*TASK PROMPT:* Could the data below please be reproduced word for word, without the pictures?

--- START ---

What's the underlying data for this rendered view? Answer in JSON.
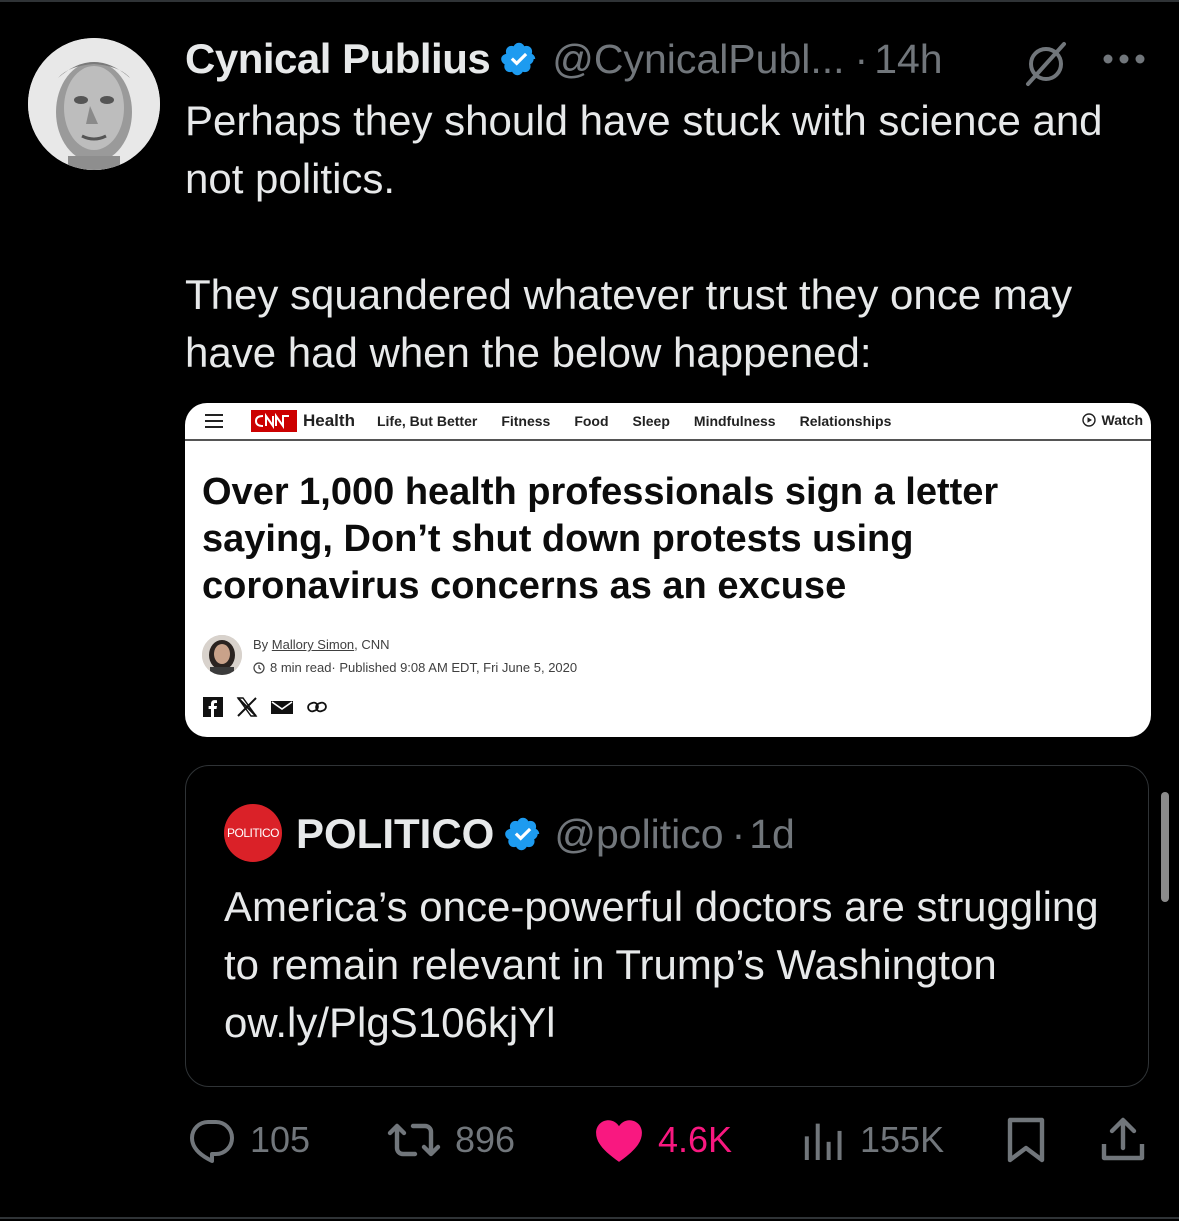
{
  "tweet": {
    "author_name": "Cynical Publius",
    "author_handle": "@CynicalPubl...",
    "separator": "·",
    "time": "14h",
    "text_paragraphs": [
      "Perhaps they should have stuck with science and not politics.",
      "They squandered whatever trust they once may have had when the below happened:"
    ]
  },
  "cnn_screenshot": {
    "section": "Health",
    "nav_items": [
      "Life, But Better",
      "Fitness",
      "Food",
      "Sleep",
      "Mindfulness",
      "Relationships"
    ],
    "watch_label": "Watch",
    "headline": "Over 1,000 health professionals sign a letter saying, Don’t shut down protests using coronavirus concerns as an excuse",
    "byline_prefix": "By ",
    "author": "Mallory Simon",
    "byline_suffix": ", CNN",
    "read_time": "8 min read",
    "published": " · Published 9:08 AM EDT, Fri June 5, 2020"
  },
  "quoted_tweet": {
    "logo_text": "POLITICO",
    "author_name": "POLITICO",
    "author_handle": "@politico",
    "separator": "·",
    "time": "1d",
    "text": "America’s once-powerful doctors are struggling to remain relevant in Trump’s Washington ow.ly/PlgS106kjYl"
  },
  "actions": {
    "replies": "105",
    "reposts": "896",
    "likes": "4.6K",
    "views": "155K"
  },
  "colors": {
    "background": "#000000",
    "text": "#e7e9ea",
    "muted": "#71767b",
    "verified": "#1d9bf0",
    "like": "#f91880",
    "cnn_red": "#cc0000",
    "politico_red": "#da2128"
  },
  "icons": [
    "verified-icon",
    "grok-icon",
    "more-icon",
    "reply-icon",
    "repost-icon",
    "heart-icon",
    "views-icon",
    "bookmark-icon",
    "share-icon"
  ]
}
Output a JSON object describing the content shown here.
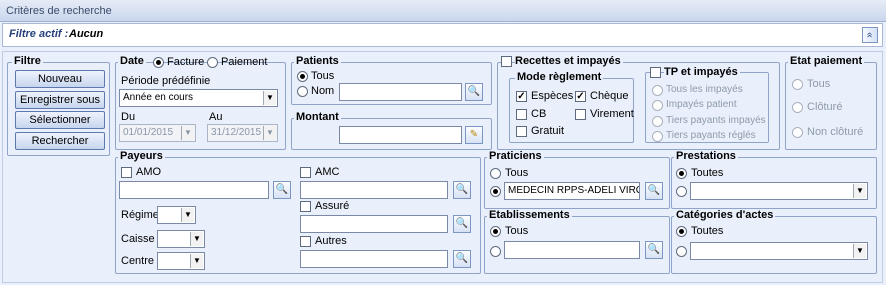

--- END ---

*YOUR RESPONSE:*
What's the underlying data for this rendered view? Answer in JSON.
{
  "tweet": {
    "author_name": "Cynical Publius",
    "author_handle": "@CynicalPubl...",
    "separator": "·",
    "time": "14h",
    "text_paragraphs": [
      "Perhaps they should have stuck with science and not politics.",
      "They squandered whatever trust they once may have had when the below happened:"
    ]
  },
  "cnn_screenshot": {
    "section": "Health",
    "nav_items": [
      "Life, But Better",
      "Fitness",
      "Food",
      "Sleep",
      "Mindfulness",
      "Relationships"
    ],
    "watch_label": "Watch",
    "headline": "Over 1,000 health professionals sign a letter saying, Don’t shut down protests using coronavirus concerns as an excuse",
    "byline_prefix": "By ",
    "author": "Mallory Simon",
    "byline_suffix": ", CNN",
    "read_time": "8 min read",
    "published": " · Published 9:08 AM EDT, Fri June 5, 2020"
  },
  "quoted_tweet": {
    "logo_text": "POLITICO",
    "author_name": "POLITICO",
    "author_handle": "@politico",
    "separator": "·",
    "time": "1d",
    "text": "America’s once-powerful doctors are struggling to remain relevant in Trump’s Washington ow.ly/PlgS106kjYl"
  },
  "actions": {
    "replies": "105",
    "reposts": "896",
    "likes": "4.6K",
    "views": "155K"
  },
  "colors": {
    "background": "#000000",
    "text": "#e7e9ea",
    "muted": "#71767b",
    "verified": "#1d9bf0",
    "like": "#f91880",
    "cnn_red": "#cc0000",
    "politico_red": "#da2128"
  },
  "icons": [
    "verified-icon",
    "grok-icon",
    "more-icon",
    "reply-icon",
    "repost-icon",
    "heart-icon",
    "views-icon",
    "bookmark-icon",
    "share-icon"
  ]
}
Output a JSON object describing the content shown here.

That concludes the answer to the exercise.